▶ Stated problem
Write out the material below again, unchanged.

▶ Provided records
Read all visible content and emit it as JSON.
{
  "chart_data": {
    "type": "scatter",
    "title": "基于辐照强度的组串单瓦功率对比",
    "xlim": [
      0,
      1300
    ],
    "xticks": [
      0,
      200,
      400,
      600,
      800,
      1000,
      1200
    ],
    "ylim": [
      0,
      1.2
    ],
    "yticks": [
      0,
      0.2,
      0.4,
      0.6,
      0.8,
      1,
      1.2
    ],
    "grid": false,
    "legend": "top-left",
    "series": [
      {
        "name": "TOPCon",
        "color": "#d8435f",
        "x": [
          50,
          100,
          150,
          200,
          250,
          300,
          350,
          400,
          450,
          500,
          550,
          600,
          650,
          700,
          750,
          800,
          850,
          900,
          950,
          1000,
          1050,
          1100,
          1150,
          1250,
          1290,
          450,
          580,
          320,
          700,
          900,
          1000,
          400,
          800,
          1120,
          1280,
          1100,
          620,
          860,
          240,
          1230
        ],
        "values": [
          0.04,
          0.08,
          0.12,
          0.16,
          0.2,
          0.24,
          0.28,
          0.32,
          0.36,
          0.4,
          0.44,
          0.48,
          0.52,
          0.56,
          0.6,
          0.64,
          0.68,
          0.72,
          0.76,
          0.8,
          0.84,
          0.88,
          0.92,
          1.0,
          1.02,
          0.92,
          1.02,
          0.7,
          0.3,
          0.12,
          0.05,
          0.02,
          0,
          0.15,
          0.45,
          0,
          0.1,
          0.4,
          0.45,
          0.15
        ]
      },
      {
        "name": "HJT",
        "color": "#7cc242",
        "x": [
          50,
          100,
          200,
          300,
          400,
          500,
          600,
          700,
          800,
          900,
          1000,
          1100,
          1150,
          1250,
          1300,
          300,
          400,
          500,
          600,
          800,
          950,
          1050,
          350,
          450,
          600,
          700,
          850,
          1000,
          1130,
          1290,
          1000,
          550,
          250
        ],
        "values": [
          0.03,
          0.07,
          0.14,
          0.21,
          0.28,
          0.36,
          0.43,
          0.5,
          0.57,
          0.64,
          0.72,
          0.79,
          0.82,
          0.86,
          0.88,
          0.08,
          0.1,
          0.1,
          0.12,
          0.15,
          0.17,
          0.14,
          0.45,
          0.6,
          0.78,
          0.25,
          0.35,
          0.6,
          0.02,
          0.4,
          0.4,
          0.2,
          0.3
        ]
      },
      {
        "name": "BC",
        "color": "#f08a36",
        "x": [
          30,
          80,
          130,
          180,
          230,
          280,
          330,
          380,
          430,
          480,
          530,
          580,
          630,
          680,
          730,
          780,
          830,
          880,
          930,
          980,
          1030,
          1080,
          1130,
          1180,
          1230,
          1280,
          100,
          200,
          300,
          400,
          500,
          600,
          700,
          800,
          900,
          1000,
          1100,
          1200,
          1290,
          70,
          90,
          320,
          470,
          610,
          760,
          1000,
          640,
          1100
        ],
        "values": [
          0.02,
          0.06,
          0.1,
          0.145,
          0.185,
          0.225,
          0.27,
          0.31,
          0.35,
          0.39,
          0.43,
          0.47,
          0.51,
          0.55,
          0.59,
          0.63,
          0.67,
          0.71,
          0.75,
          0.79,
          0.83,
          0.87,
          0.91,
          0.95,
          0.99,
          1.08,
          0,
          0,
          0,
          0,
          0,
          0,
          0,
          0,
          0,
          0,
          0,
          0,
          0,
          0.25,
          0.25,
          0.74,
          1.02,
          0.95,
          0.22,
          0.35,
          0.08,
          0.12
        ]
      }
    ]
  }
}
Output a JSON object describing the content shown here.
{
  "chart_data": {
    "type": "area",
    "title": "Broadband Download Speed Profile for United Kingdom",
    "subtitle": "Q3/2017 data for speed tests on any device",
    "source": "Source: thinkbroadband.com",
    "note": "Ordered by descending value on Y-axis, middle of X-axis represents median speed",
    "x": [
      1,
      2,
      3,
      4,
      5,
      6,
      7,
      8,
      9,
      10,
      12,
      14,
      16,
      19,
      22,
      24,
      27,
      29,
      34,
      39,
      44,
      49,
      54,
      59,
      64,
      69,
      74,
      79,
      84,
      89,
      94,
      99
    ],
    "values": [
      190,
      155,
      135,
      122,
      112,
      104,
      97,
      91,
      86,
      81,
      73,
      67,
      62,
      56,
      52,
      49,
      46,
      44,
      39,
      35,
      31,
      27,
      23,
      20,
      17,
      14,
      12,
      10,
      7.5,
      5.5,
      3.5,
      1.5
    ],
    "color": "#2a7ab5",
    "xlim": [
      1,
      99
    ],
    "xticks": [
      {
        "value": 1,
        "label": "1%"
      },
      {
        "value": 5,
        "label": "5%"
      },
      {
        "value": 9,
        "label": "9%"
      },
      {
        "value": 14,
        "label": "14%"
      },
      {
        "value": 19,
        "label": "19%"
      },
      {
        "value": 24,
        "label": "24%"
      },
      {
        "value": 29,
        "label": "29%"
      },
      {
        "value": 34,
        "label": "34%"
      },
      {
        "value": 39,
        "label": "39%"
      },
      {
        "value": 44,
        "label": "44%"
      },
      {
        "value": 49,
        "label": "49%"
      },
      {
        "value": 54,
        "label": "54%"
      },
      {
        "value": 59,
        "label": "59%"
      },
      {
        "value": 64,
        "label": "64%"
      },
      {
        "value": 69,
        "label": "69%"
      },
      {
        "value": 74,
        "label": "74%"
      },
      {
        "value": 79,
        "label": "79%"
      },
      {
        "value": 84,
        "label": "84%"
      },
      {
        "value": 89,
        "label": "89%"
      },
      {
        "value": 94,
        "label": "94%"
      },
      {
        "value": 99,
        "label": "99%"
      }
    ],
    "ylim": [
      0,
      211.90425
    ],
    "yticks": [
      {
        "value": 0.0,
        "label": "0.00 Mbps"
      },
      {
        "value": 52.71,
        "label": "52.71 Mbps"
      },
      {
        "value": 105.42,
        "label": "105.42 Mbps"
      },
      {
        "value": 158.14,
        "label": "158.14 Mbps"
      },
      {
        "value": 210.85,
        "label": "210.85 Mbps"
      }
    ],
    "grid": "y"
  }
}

▶ Reply
Read all visible content and emit it as JSON.
{
  "chart_data": {
    "type": "scatter",
    "title": "基于辐照强度的组串单瓦功率对比",
    "xlim": [
      0,
      1300
    ],
    "xticks": [
      0,
      200,
      400,
      600,
      800,
      1000,
      1200
    ],
    "ylim": [
      0,
      1.2
    ],
    "yticks": [
      0,
      0.2,
      0.4,
      0.6,
      0.8,
      1,
      1.2
    ],
    "grid": false,
    "legend": "top-left",
    "series": [
      {
        "name": "TOPCon",
        "color": "#d8435f",
        "x": [
          50,
          100,
          150,
          200,
          250,
          300,
          350,
          400,
          450,
          500,
          550,
          600,
          650,
          700,
          750,
          800,
          850,
          900,
          950,
          1000,
          1050,
          1100,
          1150,
          1250,
          1290,
          450,
          580,
          320,
          700,
          900,
          1000,
          400,
          800,
          1120,
          1280,
          1100,
          620,
          860,
          240,
          1230
        ],
        "values": [
          0.04,
          0.08,
          0.12,
          0.16,
          0.2,
          0.24,
          0.28,
          0.32,
          0.36,
          0.4,
          0.44,
          0.48,
          0.52,
          0.56,
          0.6,
          0.64,
          0.68,
          0.72,
          0.76,
          0.8,
          0.84,
          0.88,
          0.92,
          1.0,
          1.02,
          0.92,
          1.02,
          0.7,
          0.3,
          0.12,
          0.05,
          0.02,
          0,
          0.15,
          0.45,
          0,
          0.1,
          0.4,
          0.45,
          0.15
        ]
      },
      {
        "name": "HJT",
        "color": "#7cc242",
        "x": [
          50,
          100,
          200,
          300,
          400,
          500,
          600,
          700,
          800,
          900,
          1000,
          1100,
          1150,
          1250,
          1300,
          300,
          400,
          500,
          600,
          800,
          950,
          1050,
          350,
          450,
          600,
          700,
          850,
          1000,
          1130,
          1290,
          1000,
          550,
          250
        ],
        "values": [
          0.03,
          0.07,
          0.14,
          0.21,
          0.28,
          0.36,
          0.43,
          0.5,
          0.57,
          0.64,
          0.72,
          0.79,
          0.82,
          0.86,
          0.88,
          0.08,
          0.1,
          0.1,
          0.12,
          0.15,
          0.17,
          0.14,
          0.45,
          0.6,
          0.78,
          0.25,
          0.35,
          0.6,
          0.02,
          0.4,
          0.4,
          0.2,
          0.3
        ]
      },
      {
        "name": "BC",
        "color": "#f08a36",
        "x": [
          30,
          80,
          130,
          180,
          230,
          280,
          330,
          380,
          430,
          480,
          530,
          580,
          630,
          680,
          730,
          780,
          830,
          880,
          930,
          980,
          1030,
          1080,
          1130,
          1180,
          1230,
          1280,
          100,
          200,
          300,
          400,
          500,
          600,
          700,
          800,
          900,
          1000,
          1100,
          1200,
          1290,
          70,
          90,
          320,
          470,
          610,
          760,
          1000,
          640,
          1100
        ],
        "values": [
          0.02,
          0.06,
          0.1,
          0.145,
          0.185,
          0.225,
          0.27,
          0.31,
          0.35,
          0.39,
          0.43,
          0.47,
          0.51,
          0.55,
          0.59,
          0.63,
          0.67,
          0.71,
          0.75,
          0.79,
          0.83,
          0.87,
          0.91,
          0.95,
          0.99,
          1.08,
          0,
          0,
          0,
          0,
          0,
          0,
          0,
          0,
          0,
          0,
          0,
          0,
          0,
          0.25,
          0.25,
          0.74,
          1.02,
          0.95,
          0.22,
          0.35,
          0.08,
          0.12
        ]
      }
    ]
  }
}
Output a JSON object describing the content shown here.
{
  "chart_data": {
    "type": "area",
    "title": "Broadband Download Speed Profile for United Kingdom",
    "subtitle": "Q3/2017 data for speed tests on any device",
    "source": "Source: thinkbroadband.com",
    "note": "Ordered by descending value on Y-axis, middle of X-axis represents median speed",
    "x": [
      1,
      2,
      3,
      4,
      5,
      6,
      7,
      8,
      9,
      10,
      12,
      14,
      16,
      19,
      22,
      24,
      27,
      29,
      34,
      39,
      44,
      49,
      54,
      59,
      64,
      69,
      74,
      79,
      84,
      89,
      94,
      99
    ],
    "values": [
      190,
      155,
      135,
      122,
      112,
      104,
      97,
      91,
      86,
      81,
      73,
      67,
      62,
      56,
      52,
      49,
      46,
      44,
      39,
      35,
      31,
      27,
      23,
      20,
      17,
      14,
      12,
      10,
      7.5,
      5.5,
      3.5,
      1.5
    ],
    "color": "#2a7ab5",
    "xlim": [
      1,
      99
    ],
    "xticks": [
      {
        "value": 1,
        "label": "1%"
      },
      {
        "value": 5,
        "label": "5%"
      },
      {
        "value": 9,
        "label": "9%"
      },
      {
        "value": 14,
        "label": "14%"
      },
      {
        "value": 19,
        "label": "19%"
      },
      {
        "value": 24,
        "label": "24%"
      },
      {
        "value": 29,
        "label": "29%"
      },
      {
        "value": 34,
        "label": "34%"
      },
      {
        "value": 39,
        "label": "39%"
      },
      {
        "value": 44,
        "label": "44%"
      },
      {
        "value": 49,
        "label": "49%"
      },
      {
        "value": 54,
        "label": "54%"
      },
      {
        "value": 59,
        "label": "59%"
      },
      {
        "value": 64,
        "label": "64%"
      },
      {
        "value": 69,
        "label": "69%"
      },
      {
        "value": 74,
        "label": "74%"
      },
      {
        "value": 79,
        "label": "79%"
      },
      {
        "value": 84,
        "label": "84%"
      },
      {
        "value": 89,
        "label": "89%"
      },
      {
        "value": 94,
        "label": "94%"
      },
      {
        "value": 99,
        "label": "99%"
      }
    ],
    "ylim": [
      0,
      211.90425
    ],
    "yticks": [
      {
        "value": 0.0,
        "label": "0.00 Mbps"
      },
      {
        "value": 52.71,
        "label": "52.71 Mbps"
      },
      {
        "value": 105.42,
        "label": "105.42 Mbps"
      },
      {
        "value": 158.14,
        "label": "158.14 Mbps"
      },
      {
        "value": 210.85,
        "label": "210.85 Mbps"
      }
    ],
    "grid": "y"
  }
}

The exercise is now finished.